• [WHAT IS ASKED]
A. In the letter excerpt, why was the writer eager to learn to drive as a teenager?
B. Print the entries from their first line through the line containing "predicted-vehicle-box (461, 299, 512, 328)", including both, and nothing more.

• [EXCERPT TO READ]
We see each other every day, but after a lifetime of acquaintance and a decade of cohabiting I thought it was time I told you what you mean to me. I’d like to think we had something special, but I know that I am but one of many for you. While you have played a truly exceptional role in the way I grew as a child and developed as a man, I often ask myself if I have had any influence on you.

I don’t remember the first time we met, but growing up on the other side of the M4, you were a neighbour that we would often visit and who would offer me exciting peeks at a different world. My earliest memories of you are summer afternoons in Roath Park, Christmas breakfasts with Santa in the restaurant in Howells and the metallic and sea salty tang of fresh fish in the indoor market.

As my teenage years progressed and village life became claustrophobic, your friendly neighbour became a Mrs Robinson figure, offering new and more mature experiences for me. I couldn’t wait to learn to drive so that I could spend as much time as possible in your shadow, and a weekend cinema job and new friends provided even more excuses to spend time away from home. Even when I chose to study at the University of Glamorgan, you were only a train ride away.

You’ve witnessed my peaks and my troughs; you hold secrets that I have never shared with anyone else and through it all you have kept my glass half full. It is within your borders that I met my partner Yusuf and the people who have become my best friends.

I’ve seen you at your most extrovert, on match days when the city is a-buzz with scarves, inflatable daffodils and those bloody annoying horns. I’ve seen you at your most introvert when the clouds are low, the rain has driven everyone out of the streets and your eclectic beauty stands out the most. But without a doubt, my favourite times with you have been when nothing much happened at all. Sunny afternoons sitting in Bute Park watching the river run by on one side and the people on the other, or snuggled into any one of a number of your inns, drinking, talking, and laughing.

• [Region and label listings]
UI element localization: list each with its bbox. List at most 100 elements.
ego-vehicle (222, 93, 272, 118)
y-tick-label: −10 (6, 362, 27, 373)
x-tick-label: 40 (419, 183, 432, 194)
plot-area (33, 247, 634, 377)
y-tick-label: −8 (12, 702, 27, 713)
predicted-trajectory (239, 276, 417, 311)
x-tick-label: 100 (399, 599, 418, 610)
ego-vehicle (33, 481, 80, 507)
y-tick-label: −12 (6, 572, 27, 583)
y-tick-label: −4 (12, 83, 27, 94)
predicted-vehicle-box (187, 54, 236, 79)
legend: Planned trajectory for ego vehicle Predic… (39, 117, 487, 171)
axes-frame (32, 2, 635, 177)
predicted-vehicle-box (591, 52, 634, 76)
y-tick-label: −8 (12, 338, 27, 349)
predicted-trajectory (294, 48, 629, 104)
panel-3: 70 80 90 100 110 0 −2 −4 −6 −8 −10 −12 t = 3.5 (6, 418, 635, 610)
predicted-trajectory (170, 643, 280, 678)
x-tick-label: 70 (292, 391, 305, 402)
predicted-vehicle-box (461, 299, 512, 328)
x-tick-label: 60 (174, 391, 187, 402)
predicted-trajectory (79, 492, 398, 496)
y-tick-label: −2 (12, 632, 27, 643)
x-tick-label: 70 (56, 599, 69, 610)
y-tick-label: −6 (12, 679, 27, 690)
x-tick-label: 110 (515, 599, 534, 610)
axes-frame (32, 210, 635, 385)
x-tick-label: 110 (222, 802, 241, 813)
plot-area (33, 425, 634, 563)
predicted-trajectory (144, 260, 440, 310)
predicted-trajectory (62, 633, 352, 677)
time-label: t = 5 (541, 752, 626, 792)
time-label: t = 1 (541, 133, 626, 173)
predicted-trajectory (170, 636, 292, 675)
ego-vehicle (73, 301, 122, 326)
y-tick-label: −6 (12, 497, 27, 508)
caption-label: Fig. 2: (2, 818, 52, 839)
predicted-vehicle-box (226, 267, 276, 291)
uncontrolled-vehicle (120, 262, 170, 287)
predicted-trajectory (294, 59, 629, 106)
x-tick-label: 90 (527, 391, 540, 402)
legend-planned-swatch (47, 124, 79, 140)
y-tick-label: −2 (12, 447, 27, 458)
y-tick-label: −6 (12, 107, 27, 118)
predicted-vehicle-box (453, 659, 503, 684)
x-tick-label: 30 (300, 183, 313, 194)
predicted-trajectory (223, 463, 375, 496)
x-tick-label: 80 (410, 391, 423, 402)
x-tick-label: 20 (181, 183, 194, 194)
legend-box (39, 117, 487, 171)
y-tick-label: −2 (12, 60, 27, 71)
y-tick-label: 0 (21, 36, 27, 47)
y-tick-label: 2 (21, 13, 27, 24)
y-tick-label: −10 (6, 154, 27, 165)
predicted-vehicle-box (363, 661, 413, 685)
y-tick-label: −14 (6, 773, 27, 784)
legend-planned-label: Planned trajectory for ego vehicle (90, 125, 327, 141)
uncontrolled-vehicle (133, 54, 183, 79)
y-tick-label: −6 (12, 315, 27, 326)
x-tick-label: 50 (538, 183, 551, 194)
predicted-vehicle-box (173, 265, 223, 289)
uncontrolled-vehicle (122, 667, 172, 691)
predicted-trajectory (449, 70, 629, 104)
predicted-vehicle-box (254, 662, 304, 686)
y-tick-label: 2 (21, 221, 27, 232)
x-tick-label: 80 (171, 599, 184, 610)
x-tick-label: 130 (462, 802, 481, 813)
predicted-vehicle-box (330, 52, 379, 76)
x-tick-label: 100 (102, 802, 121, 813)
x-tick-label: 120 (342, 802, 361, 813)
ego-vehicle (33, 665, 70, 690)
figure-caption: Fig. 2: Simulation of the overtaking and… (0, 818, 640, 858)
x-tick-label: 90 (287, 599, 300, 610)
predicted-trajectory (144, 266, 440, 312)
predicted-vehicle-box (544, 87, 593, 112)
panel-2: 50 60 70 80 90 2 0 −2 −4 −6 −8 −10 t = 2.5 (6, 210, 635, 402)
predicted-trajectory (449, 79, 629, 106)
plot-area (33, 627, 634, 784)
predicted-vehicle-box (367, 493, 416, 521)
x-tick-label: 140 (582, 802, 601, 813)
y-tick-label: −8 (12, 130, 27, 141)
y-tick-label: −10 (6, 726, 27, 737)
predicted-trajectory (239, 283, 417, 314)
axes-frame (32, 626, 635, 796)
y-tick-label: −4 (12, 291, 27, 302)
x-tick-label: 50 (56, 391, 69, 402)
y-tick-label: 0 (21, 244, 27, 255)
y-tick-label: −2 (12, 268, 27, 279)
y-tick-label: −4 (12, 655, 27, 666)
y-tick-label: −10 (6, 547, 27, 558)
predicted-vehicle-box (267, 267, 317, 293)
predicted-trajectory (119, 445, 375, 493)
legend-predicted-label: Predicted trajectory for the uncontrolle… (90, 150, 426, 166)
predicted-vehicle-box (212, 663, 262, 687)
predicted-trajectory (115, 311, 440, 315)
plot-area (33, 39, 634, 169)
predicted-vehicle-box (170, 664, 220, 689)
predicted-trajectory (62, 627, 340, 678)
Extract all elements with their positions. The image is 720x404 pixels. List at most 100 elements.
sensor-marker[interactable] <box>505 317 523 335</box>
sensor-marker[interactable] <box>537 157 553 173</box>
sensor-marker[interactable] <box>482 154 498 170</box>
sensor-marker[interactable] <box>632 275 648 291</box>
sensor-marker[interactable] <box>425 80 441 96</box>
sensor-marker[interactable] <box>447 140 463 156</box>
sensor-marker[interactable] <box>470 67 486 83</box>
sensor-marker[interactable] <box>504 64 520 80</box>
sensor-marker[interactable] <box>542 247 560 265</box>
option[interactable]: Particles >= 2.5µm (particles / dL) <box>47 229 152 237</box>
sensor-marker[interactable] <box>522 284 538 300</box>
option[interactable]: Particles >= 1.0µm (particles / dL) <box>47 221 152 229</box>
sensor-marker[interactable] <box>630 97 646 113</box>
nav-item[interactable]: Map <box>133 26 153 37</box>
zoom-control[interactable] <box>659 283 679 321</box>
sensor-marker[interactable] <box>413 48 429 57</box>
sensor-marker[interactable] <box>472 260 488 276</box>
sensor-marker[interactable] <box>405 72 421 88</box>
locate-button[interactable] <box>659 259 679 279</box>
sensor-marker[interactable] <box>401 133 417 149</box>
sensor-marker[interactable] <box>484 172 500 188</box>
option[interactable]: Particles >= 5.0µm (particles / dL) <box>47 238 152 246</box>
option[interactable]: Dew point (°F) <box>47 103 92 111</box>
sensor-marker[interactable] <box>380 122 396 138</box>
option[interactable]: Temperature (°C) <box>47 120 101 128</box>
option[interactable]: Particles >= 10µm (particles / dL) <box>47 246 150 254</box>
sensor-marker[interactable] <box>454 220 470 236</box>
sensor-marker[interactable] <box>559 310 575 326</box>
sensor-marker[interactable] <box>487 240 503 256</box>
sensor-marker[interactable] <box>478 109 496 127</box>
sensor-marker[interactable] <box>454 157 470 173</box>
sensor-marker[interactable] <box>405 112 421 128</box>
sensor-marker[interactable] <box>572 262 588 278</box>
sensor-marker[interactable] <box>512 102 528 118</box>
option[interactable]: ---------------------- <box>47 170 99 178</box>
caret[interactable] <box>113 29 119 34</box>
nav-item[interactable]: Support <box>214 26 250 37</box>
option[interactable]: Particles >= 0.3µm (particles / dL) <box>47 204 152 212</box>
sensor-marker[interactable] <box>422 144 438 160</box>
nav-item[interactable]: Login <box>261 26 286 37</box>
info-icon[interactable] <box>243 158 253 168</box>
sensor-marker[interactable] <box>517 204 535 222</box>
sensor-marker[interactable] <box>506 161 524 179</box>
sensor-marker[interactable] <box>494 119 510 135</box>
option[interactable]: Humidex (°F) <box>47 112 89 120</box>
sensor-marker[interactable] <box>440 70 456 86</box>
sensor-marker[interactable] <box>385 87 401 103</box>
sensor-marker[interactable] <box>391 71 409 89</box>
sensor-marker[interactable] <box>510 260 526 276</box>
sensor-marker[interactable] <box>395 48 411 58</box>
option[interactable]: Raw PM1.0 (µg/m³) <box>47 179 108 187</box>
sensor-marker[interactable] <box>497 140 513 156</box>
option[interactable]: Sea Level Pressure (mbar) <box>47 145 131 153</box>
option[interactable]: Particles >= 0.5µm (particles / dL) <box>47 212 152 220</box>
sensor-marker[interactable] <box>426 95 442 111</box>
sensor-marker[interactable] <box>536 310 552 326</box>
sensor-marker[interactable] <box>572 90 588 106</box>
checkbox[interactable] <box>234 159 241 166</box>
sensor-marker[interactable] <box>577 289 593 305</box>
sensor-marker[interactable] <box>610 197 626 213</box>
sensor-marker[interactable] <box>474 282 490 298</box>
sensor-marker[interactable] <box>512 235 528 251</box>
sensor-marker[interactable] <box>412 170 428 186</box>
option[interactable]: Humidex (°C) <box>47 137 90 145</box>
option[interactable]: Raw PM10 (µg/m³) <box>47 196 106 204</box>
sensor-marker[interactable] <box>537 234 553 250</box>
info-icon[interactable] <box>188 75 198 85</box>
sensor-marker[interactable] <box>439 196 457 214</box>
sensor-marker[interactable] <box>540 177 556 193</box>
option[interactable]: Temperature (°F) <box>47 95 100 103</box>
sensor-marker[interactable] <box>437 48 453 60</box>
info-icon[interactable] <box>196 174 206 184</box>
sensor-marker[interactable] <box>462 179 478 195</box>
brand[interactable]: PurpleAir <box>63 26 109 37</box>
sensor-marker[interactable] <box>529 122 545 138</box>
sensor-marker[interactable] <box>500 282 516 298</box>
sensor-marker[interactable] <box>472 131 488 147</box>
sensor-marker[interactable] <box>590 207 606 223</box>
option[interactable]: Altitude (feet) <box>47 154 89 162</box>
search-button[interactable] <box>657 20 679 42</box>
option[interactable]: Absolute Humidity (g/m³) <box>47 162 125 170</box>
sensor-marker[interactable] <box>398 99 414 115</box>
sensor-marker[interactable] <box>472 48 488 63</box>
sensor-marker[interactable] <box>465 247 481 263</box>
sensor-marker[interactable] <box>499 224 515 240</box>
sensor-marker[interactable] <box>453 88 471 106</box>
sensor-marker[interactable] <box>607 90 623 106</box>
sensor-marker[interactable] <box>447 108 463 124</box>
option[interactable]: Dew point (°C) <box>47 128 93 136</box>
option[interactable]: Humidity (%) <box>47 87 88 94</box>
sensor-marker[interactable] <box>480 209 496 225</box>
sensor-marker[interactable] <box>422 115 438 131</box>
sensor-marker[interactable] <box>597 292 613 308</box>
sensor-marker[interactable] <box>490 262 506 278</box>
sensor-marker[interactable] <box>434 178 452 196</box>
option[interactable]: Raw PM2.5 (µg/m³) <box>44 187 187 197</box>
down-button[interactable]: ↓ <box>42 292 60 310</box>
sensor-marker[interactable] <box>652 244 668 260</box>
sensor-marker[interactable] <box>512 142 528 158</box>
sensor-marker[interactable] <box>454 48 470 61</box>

• [EXPECTED OUTPUTS]
A. The writer couldn't wait to learn to drive so as to spend as much time as possible in the shadow of the place being addressed. That place had begun to offer new and more mature experiences as village life became claustrophobic.

B.
UI element localization: list each with its bbox. List at most 100 elements.
ego-vehicle (222, 93, 272, 118)
y-tick-label: −10 (6, 362, 27, 373)
x-tick-label: 40 (419, 183, 432, 194)
plot-area (33, 247, 634, 377)
y-tick-label: −8 (12, 702, 27, 713)
predicted-trajectory (239, 276, 417, 311)
x-tick-label: 100 (399, 599, 418, 610)
ego-vehicle (33, 481, 80, 507)
y-tick-label: −12 (6, 572, 27, 583)
y-tick-label: −4 (12, 83, 27, 94)
predicted-vehicle-box (187, 54, 236, 79)
legend: Planned trajectory for ego vehicle Predic… (39, 117, 487, 171)
axes-frame (32, 2, 635, 177)
predicted-vehicle-box (591, 52, 634, 76)
y-tick-label: −8 (12, 338, 27, 349)
predicted-trajectory (294, 48, 629, 104)
panel-3: 70 80 90 100 110 0 −2 −4 −6 −8 −10 −12 t = 3.5 (6, 418, 635, 610)
predicted-trajectory (170, 643, 280, 678)
x-tick-label: 70 (292, 391, 305, 402)
predicted-vehicle-box (461, 299, 512, 328)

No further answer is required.